• **Input rows**
* start *

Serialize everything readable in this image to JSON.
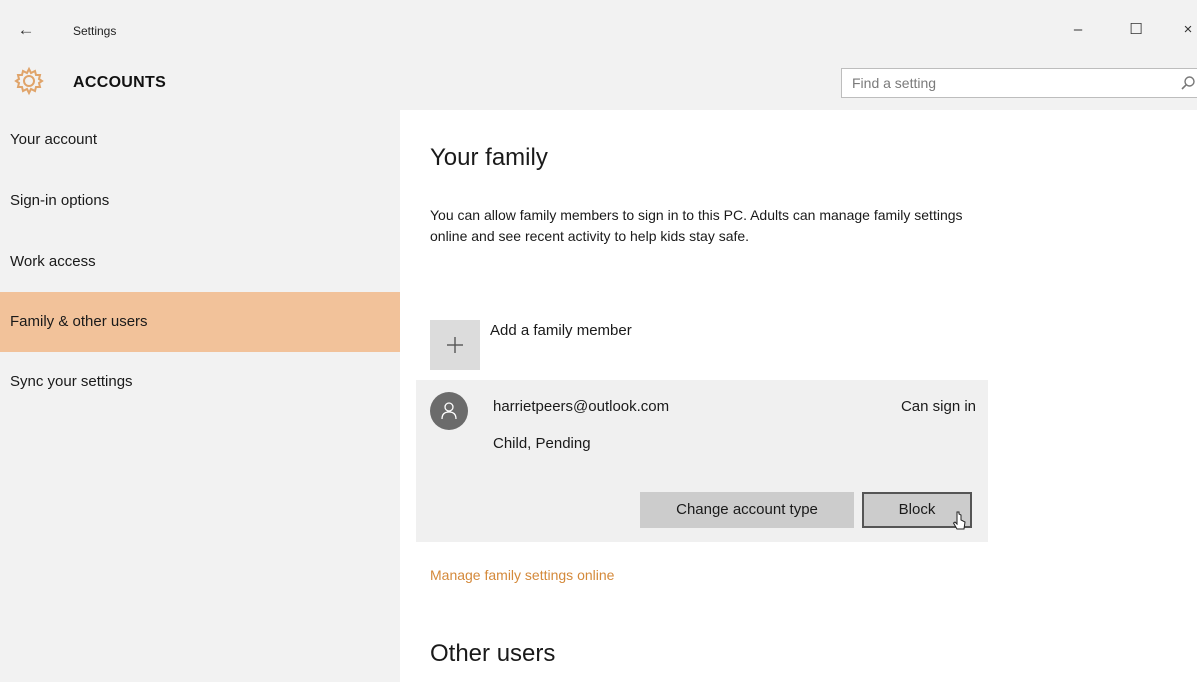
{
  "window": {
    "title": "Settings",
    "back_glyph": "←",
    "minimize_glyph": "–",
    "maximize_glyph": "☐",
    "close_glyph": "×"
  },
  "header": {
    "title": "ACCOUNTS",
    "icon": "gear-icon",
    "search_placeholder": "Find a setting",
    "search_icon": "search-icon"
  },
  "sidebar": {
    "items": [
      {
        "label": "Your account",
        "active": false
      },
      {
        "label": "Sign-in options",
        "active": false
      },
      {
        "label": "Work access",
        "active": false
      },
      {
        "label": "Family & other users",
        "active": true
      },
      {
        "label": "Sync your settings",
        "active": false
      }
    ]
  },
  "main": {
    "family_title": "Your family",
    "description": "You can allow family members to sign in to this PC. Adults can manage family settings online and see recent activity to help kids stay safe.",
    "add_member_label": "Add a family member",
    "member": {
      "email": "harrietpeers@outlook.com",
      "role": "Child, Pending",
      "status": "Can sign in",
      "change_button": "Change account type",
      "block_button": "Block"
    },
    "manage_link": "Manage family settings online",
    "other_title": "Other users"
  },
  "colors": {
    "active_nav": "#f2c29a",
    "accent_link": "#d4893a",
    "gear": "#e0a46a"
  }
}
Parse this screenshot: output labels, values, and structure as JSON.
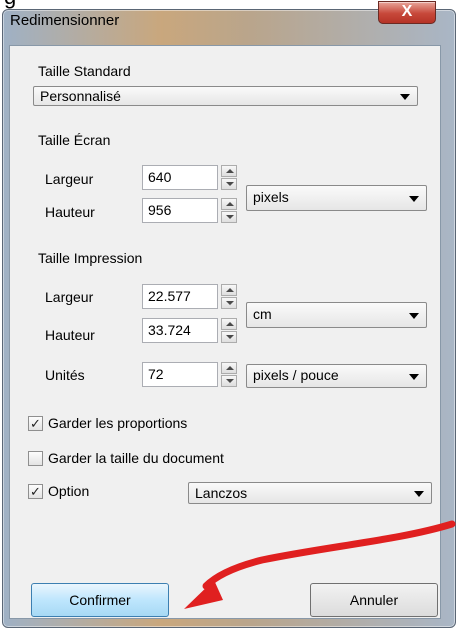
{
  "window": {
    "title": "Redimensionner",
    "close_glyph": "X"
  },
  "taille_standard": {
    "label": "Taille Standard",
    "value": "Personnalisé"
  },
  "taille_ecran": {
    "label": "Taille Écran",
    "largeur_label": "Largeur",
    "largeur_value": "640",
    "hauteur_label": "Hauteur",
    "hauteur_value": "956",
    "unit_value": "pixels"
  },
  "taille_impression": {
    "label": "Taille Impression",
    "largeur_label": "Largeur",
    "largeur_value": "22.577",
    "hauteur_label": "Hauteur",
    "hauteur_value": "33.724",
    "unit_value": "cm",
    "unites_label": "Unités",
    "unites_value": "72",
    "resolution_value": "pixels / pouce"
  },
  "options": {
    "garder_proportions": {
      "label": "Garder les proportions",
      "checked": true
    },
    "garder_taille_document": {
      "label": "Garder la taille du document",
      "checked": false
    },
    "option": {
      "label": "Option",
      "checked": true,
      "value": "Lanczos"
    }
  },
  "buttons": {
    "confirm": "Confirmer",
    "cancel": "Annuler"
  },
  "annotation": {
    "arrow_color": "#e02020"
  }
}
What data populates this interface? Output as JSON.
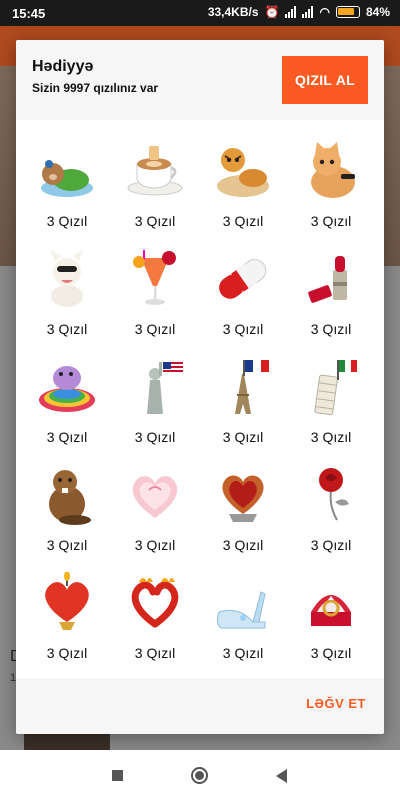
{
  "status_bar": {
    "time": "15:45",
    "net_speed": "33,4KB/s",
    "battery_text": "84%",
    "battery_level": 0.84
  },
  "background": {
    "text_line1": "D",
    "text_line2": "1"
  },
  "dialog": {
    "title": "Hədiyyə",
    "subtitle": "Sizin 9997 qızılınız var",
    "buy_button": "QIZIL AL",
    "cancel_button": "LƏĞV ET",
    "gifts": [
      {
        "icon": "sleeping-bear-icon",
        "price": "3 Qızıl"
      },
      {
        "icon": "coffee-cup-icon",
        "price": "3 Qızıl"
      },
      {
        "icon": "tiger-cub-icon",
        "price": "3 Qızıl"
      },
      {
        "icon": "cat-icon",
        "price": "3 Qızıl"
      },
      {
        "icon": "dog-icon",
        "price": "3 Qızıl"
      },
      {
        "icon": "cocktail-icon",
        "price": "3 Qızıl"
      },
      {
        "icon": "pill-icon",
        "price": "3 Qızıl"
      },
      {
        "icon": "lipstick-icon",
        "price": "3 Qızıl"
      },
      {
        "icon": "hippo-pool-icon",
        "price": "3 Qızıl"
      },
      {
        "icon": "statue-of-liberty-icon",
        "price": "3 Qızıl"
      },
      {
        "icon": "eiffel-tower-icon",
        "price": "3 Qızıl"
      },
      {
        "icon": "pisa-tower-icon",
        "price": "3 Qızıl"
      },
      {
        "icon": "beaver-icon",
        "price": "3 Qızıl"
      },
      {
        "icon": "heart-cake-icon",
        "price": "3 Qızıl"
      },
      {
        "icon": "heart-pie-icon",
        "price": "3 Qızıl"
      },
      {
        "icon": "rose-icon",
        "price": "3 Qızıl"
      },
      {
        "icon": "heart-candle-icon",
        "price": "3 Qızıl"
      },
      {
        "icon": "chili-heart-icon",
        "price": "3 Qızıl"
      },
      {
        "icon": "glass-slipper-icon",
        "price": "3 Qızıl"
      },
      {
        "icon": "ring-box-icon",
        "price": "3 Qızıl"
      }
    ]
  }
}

* end *
* start *

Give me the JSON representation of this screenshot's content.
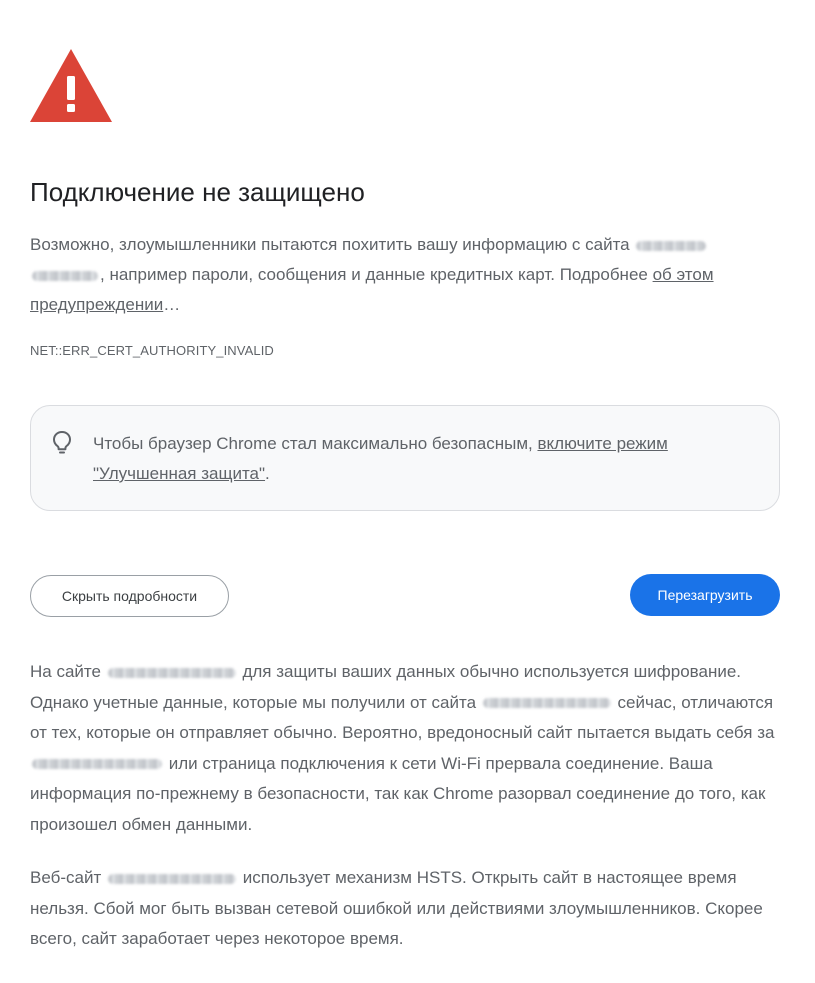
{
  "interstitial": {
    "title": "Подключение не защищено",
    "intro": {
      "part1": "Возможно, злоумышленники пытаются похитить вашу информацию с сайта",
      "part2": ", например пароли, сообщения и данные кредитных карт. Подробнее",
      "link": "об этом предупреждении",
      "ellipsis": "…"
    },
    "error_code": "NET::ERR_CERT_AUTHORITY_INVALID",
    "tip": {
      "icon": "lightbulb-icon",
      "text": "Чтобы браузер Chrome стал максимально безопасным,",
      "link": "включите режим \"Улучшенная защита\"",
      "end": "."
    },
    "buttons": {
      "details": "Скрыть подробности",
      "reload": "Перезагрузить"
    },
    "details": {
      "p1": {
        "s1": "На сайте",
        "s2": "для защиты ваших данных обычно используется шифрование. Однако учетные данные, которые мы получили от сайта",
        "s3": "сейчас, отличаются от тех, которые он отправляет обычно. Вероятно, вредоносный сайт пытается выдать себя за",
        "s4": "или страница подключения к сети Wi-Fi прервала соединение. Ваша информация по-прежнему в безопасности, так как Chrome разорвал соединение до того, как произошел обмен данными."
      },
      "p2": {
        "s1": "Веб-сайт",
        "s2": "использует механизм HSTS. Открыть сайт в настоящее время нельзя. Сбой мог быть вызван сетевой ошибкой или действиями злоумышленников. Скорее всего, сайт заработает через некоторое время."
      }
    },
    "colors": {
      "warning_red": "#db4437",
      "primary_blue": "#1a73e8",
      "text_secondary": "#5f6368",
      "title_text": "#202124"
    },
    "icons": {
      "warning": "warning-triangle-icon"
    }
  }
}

* end *
* start *

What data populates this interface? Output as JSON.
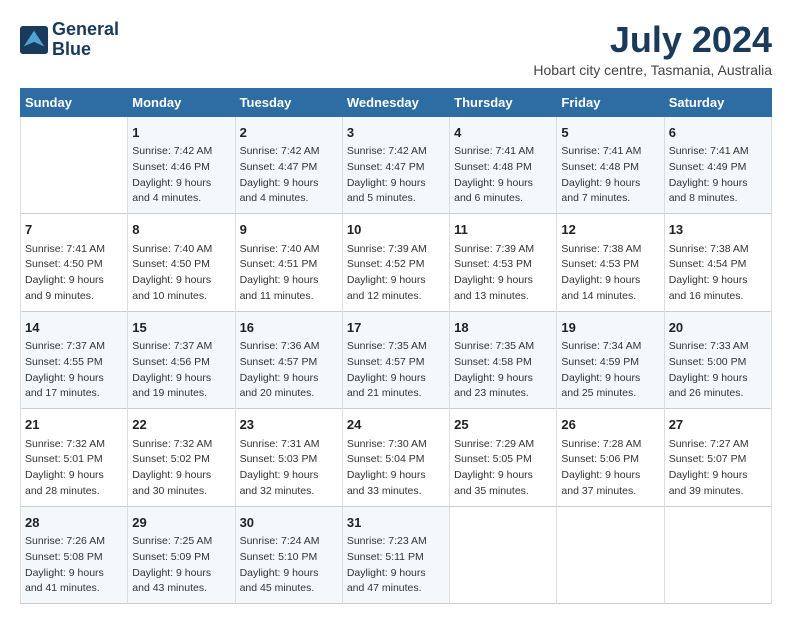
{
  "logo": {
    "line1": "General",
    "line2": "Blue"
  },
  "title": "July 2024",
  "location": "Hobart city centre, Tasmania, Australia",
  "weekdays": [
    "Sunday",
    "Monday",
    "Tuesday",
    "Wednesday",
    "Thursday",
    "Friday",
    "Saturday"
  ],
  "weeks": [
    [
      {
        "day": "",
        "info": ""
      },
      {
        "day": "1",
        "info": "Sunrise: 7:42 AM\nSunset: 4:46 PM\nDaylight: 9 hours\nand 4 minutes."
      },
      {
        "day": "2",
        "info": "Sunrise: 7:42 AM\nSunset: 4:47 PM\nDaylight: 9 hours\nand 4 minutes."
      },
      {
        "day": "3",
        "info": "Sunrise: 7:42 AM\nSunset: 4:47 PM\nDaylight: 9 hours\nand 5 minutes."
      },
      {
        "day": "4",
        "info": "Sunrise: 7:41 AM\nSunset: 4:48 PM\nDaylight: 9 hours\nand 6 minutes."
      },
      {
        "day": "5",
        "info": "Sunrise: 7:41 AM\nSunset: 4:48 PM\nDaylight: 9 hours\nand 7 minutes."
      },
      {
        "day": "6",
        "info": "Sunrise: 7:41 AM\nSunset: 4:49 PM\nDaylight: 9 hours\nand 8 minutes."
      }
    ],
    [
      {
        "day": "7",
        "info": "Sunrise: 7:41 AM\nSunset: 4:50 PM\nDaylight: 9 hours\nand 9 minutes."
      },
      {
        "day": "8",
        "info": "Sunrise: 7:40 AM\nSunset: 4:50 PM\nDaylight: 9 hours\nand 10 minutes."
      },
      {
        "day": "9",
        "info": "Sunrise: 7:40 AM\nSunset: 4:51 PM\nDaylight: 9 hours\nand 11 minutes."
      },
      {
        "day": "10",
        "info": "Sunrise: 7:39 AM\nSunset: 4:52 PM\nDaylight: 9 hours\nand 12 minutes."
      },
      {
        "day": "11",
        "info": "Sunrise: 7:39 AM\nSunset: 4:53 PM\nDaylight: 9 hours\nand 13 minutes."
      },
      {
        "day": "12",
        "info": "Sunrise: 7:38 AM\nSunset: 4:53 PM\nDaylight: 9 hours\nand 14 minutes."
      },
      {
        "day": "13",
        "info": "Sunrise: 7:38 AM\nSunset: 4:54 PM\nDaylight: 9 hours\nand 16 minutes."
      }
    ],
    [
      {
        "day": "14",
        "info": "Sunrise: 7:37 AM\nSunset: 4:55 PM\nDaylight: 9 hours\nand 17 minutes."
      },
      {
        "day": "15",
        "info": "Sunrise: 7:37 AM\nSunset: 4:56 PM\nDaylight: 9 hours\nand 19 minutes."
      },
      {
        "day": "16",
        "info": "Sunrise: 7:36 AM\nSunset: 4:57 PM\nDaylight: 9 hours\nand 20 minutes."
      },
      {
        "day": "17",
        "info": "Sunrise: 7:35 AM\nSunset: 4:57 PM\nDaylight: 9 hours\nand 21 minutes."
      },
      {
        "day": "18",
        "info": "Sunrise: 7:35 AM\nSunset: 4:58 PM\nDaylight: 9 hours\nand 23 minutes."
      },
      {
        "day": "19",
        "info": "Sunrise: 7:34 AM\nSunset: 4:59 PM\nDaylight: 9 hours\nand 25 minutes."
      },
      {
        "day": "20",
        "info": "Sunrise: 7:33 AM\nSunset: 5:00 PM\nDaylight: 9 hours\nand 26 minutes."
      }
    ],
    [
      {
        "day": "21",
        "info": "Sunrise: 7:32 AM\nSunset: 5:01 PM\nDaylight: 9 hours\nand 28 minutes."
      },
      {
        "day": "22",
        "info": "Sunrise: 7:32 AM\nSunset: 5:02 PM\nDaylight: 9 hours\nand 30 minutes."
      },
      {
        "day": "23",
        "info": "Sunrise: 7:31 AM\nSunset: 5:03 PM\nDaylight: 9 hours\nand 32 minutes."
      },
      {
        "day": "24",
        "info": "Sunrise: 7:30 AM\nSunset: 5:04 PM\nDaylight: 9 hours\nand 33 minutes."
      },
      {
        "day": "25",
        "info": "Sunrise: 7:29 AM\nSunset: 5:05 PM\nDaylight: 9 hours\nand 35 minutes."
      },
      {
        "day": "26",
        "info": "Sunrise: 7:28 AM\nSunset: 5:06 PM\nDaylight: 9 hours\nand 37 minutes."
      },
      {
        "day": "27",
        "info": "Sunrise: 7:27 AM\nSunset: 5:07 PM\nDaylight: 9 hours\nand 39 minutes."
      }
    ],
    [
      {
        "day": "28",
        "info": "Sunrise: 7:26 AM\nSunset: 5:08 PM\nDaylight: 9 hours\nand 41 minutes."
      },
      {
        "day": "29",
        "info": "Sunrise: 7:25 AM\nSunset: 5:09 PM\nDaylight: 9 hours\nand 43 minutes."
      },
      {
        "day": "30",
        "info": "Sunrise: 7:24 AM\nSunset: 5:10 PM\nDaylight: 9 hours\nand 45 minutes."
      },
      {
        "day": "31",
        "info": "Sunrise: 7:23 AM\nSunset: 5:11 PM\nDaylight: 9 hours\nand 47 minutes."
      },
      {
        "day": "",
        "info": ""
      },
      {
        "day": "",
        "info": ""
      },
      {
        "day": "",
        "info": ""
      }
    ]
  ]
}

* end *

• **Given task**
Working from the entries above, return all lines that contain "true".

• **Task output**
        "active": true
      "checked": true
      "checked": true,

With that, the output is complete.